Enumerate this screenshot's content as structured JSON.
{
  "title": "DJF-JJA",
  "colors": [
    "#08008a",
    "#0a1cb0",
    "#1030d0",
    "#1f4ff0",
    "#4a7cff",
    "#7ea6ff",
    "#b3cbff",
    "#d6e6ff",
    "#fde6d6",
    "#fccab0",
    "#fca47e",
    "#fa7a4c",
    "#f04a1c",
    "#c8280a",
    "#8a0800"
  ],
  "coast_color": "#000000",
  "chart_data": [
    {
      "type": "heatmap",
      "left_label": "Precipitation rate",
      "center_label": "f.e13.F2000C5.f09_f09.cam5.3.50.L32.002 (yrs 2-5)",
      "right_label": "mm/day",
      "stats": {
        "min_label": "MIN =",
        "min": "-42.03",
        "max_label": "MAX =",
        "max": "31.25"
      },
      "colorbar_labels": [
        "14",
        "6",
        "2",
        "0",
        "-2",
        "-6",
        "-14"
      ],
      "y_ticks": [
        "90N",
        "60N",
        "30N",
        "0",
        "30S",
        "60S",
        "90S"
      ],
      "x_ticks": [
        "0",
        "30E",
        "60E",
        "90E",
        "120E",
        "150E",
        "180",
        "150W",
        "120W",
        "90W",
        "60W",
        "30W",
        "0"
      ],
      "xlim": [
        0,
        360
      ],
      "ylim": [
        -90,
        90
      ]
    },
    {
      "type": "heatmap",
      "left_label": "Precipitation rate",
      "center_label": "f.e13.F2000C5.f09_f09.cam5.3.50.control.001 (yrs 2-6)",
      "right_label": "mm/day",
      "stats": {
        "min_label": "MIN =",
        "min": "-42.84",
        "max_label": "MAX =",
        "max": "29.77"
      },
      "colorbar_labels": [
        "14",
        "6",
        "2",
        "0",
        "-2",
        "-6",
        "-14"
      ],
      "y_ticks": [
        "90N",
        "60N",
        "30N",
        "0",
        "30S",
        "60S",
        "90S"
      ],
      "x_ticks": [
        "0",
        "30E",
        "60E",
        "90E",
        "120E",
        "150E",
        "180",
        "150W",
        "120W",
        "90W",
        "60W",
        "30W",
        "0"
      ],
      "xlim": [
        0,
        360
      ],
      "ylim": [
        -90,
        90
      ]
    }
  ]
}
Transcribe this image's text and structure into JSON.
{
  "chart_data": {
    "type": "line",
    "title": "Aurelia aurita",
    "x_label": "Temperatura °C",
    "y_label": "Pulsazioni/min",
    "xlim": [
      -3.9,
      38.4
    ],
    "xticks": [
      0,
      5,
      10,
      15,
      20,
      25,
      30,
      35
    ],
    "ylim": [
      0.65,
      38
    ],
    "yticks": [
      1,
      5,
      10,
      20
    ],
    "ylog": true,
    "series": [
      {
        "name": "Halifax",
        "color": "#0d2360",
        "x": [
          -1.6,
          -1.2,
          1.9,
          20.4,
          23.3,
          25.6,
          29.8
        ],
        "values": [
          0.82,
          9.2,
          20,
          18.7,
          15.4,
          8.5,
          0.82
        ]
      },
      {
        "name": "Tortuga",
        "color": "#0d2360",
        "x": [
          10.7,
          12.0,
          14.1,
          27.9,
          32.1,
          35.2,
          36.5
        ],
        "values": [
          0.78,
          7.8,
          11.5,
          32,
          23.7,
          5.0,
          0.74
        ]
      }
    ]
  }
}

=====

=== PROBLEM DETAILS ===
All of the lines above must be returned exactly.

=== SOLUTION TO THE EXERCISE ===
Enumerate this screenshot's content as structured JSON.
{
  "title": "DJF-JJA",
  "colors": [
    "#08008a",
    "#0a1cb0",
    "#1030d0",
    "#1f4ff0",
    "#4a7cff",
    "#7ea6ff",
    "#b3cbff",
    "#d6e6ff",
    "#fde6d6",
    "#fccab0",
    "#fca47e",
    "#fa7a4c",
    "#f04a1c",
    "#c8280a",
    "#8a0800"
  ],
  "coast_color": "#000000",
  "chart_data": [
    {
      "type": "heatmap",
      "left_label": "Precipitation rate",
      "center_label": "f.e13.F2000C5.f09_f09.cam5.3.50.L32.002 (yrs 2-5)",
      "right_label": "mm/day",
      "stats": {
        "min_label": "MIN =",
        "min": "-42.03",
        "max_label": "MAX =",
        "max": "31.25"
      },
      "colorbar_labels": [
        "14",
        "6",
        "2",
        "0",
        "-2",
        "-6",
        "-14"
      ],
      "y_ticks": [
        "90N",
        "60N",
        "30N",
        "0",
        "30S",
        "60S",
        "90S"
      ],
      "x_ticks": [
        "0",
        "30E",
        "60E",
        "90E",
        "120E",
        "150E",
        "180",
        "150W",
        "120W",
        "90W",
        "60W",
        "30W",
        "0"
      ],
      "xlim": [
        0,
        360
      ],
      "ylim": [
        -90,
        90
      ]
    },
    {
      "type": "heatmap",
      "left_label": "Precipitation rate",
      "center_label": "f.e13.F2000C5.f09_f09.cam5.3.50.control.001 (yrs 2-6)",
      "right_label": "mm/day",
      "stats": {
        "min_label": "MIN =",
        "min": "-42.84",
        "max_label": "MAX =",
        "max": "29.77"
      },
      "colorbar_labels": [
        "14",
        "6",
        "2",
        "0",
        "-2",
        "-6",
        "-14"
      ],
      "y_ticks": [
        "90N",
        "60N",
        "30N",
        "0",
        "30S",
        "60S",
        "90S"
      ],
      "x_ticks": [
        "0",
        "30E",
        "60E",
        "90E",
        "120E",
        "150E",
        "180",
        "150W",
        "120W",
        "90W",
        "60W",
        "30W",
        "0"
      ],
      "xlim": [
        0,
        360
      ],
      "ylim": [
        -90,
        90
      ]
    }
  ]
}
Transcribe this image's text and structure into JSON.
{
  "chart_data": {
    "type": "line",
    "title": "Aurelia aurita",
    "x_label": "Temperatura °C",
    "y_label": "Pulsazioni/min",
    "xlim": [
      -3.9,
      38.4
    ],
    "xticks": [
      0,
      5,
      10,
      15,
      20,
      25,
      30,
      35
    ],
    "ylim": [
      0.65,
      38
    ],
    "yticks": [
      1,
      5,
      10,
      20
    ],
    "ylog": true,
    "series": [
      {
        "name": "Halifax",
        "color": "#0d2360",
        "x": [
          -1.6,
          -1.2,
          1.9,
          20.4,
          23.3,
          25.6,
          29.8
        ],
        "values": [
          0.82,
          9.2,
          20,
          18.7,
          15.4,
          8.5,
          0.82
        ]
      },
      {
        "name": "Tortuga",
        "color": "#0d2360",
        "x": [
          10.7,
          12.0,
          14.1,
          27.9,
          32.1,
          35.2,
          36.5
        ],
        "values": [
          0.78,
          7.8,
          11.5,
          32,
          23.7,
          5.0,
          0.74
        ]
      }
    ]
  }
}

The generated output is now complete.